Give back each entry unchanged, minus pictures.

Supplied records

BEGIN

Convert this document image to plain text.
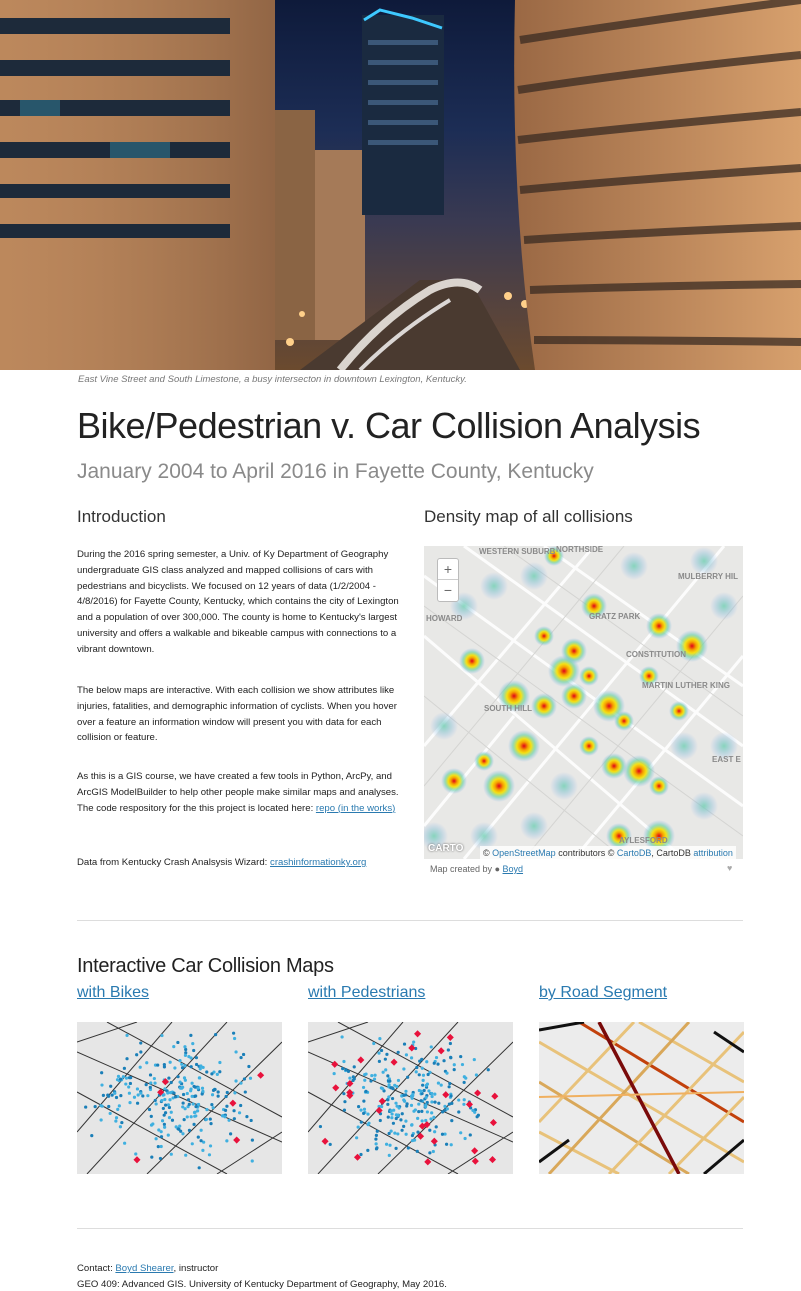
East Vine Street and South Limestone, a busy intersecton in downtown Lexington, Kentucky.
Bike/Pedestrian v. Car Collision Analysis
January 2004 to April 2016 in Fayette County, Kentucky
Introduction
During the 2016 spring semester, a Univ. of Ky Department of Geography undergraduate GIS class analyzed and mapped collisions of cars with pedestrians and bicyclists. We focused on 12 years of data (1/2/2004 - 4/8/2016) for Fayette County, Kentucky, which contains the city of Lexington and a population of over 300,000. The county is home to Kentucky's largest university and offers a walkable and bikeable campus with connections to a vibrant downtown.
The below maps are interactive. With each collision we show attributes like injuries, fatalities, and demographic information of cyclists. When you hover over a feature an information window will present you with data for each collision or feature.
As this is a GIS course, we have created a few tools in Python, ArcPy, and ArcGIS ModelBuilder to help other people make similar maps and analyses. The code respository for the this project is located here: repo (in the works)
Data from Kentucky Crash Analsysis Wizard: crashinformationky.org
Density map of all collisions
WESTERN SUBURB NORTHSIDE
MULBERRY HIL
GRATZ PARK
CONSTITUTION
MARTIN LUTHER KING
SOUTH HILL
EAST E
AYLESFORD
HOWARD
+
−
CARTO	© OpenStreetMap contributors © CartoDB, CartoDB attribution
Map created by ● Boyd	♥
Interactive Car Collision Maps
with Bikes	with Pedestrians	by Road Segment
Contact: Boyd Shearer, instructor
GEO 409: Advanced GIS. University of Kentucky Department of Geography, May 2016.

END

Finished exercise
Convert this document image to plain text.
East Vine Street and South Limestone, a busy intersecton in downtown Lexington, Kentucky.
Bike/Pedestrian v. Car Collision Analysis
January 2004 to April 2016 in Fayette County, Kentucky
Introduction
During the 2016 spring semester, a Univ. of Ky Department of Geography undergraduate GIS class analyzed and mapped collisions of cars with pedestrians and bicyclists. We focused on 12 years of data (1/2/2004 - 4/8/2016) for Fayette County, Kentucky, which contains the city of Lexington and a population of over 300,000. The county is home to Kentucky's largest university and offers a walkable and bikeable campus with connections to a vibrant downtown.
The below maps are interactive. With each collision we show attributes like injuries, fatalities, and demographic information of cyclists. When you hover over a feature an information window will present you with data for each collision or feature.
As this is a GIS course, we have created a few tools in Python, ArcPy, and ArcGIS ModelBuilder to help other people make similar maps and analyses. The code respository for the this project is located here: repo (in the works)
Data from Kentucky Crash Analsysis Wizard: crashinformationky.org
Density map of all collisions
WESTERN SUBURB NORTHSIDE
MULBERRY HIL
GRATZ PARK
CONSTITUTION
MARTIN LUTHER KING
SOUTH HILL
EAST E
AYLESFORD
HOWARD
+
−
CARTO	© OpenStreetMap contributors © CartoDB, CartoDB attribution
Map created by ● Boyd	♥
Interactive Car Collision Maps
with Bikes	with Pedestrians	by Road Segment
Contact: Boyd Shearer, instructor
GEO 409: Advanced GIS. University of Kentucky Department of Geography, May 2016.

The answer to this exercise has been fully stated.